First Impressions!

A Guy With an Opinion aguywithanopinion at gmail.com
Tue Nov 28 03:01:33 UTC 2017


Hi,

I've been using D for a personal project for about two weeks now 
and just thought I'd share my initial impression just in case 
it's useful! I like feedback on things I do, so I just assume 
others do to. Plus my opinion is the best on the internet! You 
will see (hopefully the sarcasm is obvious otherwise I'll just 
appear pompous). It would probably be better if I did a 
retrospective after my project is completed, but with life who 
knows if that will happen. I could lose interest or something and 
not finish it. And then you guys wouldn't know my opinion. I 
can't allow that.

I'll start off by saying I like the overall experience. I come 
from a C# and C++ background with a little bit of C mixed in. For 
the most part though, I work with C#, SQL and web technologies on 
a day to day basis. I did do a three year stint working with 
C/C++ (mostly C++), but I never really enjoyed it much. C++ is 
overly verbose, overly complicated, overly littered with poor 
legacy decisions, and too error prone. C# on the other hand has 
for the most part been a delight. The only problem is I don't 
find it to be the best when it comes to generative programming. 
C# can do some generative programming with it's generics, but for 
the most part it's always struck me as more specialized for 
container types and to do anything remotely outside of it's 
purpose takes a fair bit of cleverness. I'm sick of being clever 
in that aspect.

So here are some impressions good and bad:

+ Porting straight C# seems pretty straight forward. Even some of 
the .NET framework, like files and unicode, have fairly direct 
counterparts in D.

+ D code so far is pushing me towards more "flat" code (for a 
lack of a better way to phrase it) and so far that has helped 
tremendously when it comes to readability. C# kind is the 
opposite. With it's namespace -> class -> method coupled with 
lock, using, etc...you tend to do a lot of nesting. You are 
generally 3 '{' in before any true logic even begins. Then couple 
that with try/catch, IDisposable/using, locking, and then 
if/else, it can get quite chaotic very easily. So right away, I 
saw my C# code actually appear more readable when I translated it 
and I think it has to do with the flatness. I'm not sure if that 
opinion will hold when I delve into 'static if' a little more, 
but so far my uses of it haven't really dampened that opinion.

+ Visual D. It might be that I had poor expectations of it, 
because I read D's tooling was poor on the internet (and nothing 
is ever wrong on the internet), however, the combination of 
Visual D and DMD actually exceeded my expectations. I've been 
quite happy with it. It was relatively easy to set up and worked 
as I would expect it to work. It lets me debug, add breakpoints, 
and does the basic syntax highlighting I would expect. It could 
have a few other features, but for a project that is not 
corporate backed, it was really above what I could have asked for.

### Collected material

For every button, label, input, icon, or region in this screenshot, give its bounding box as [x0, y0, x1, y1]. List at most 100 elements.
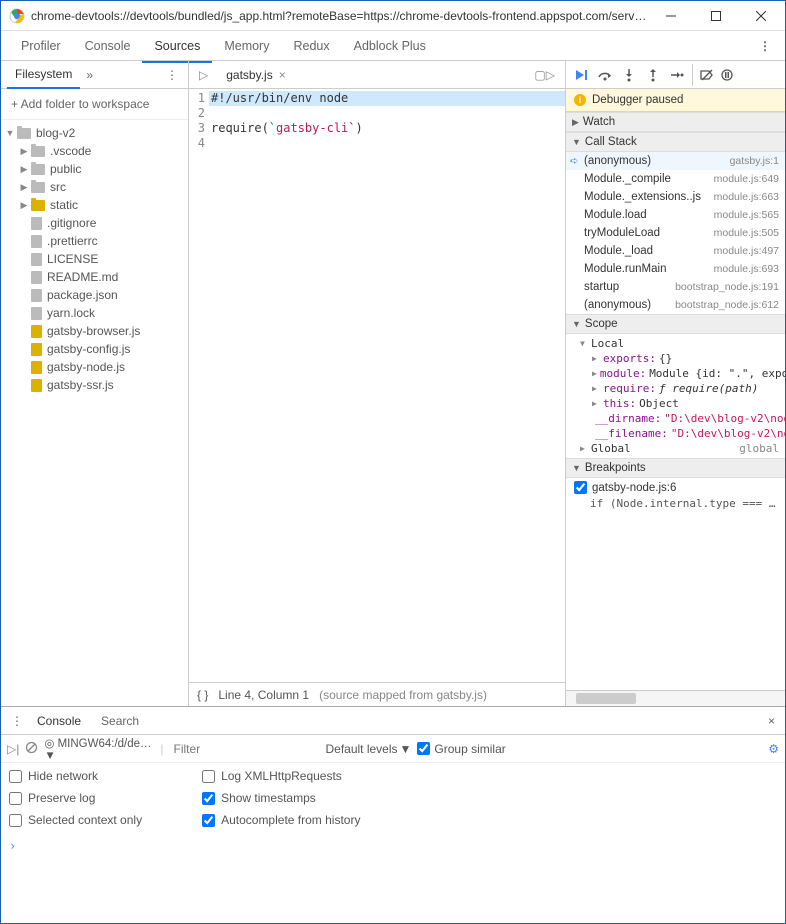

### Exercise requirements
Please list every criticism the post on first impressions of D makes of C++.

### Written answer
- Overly verbose
- Overly complicated
- Overly littered with poor legacy decisions
- Too error prone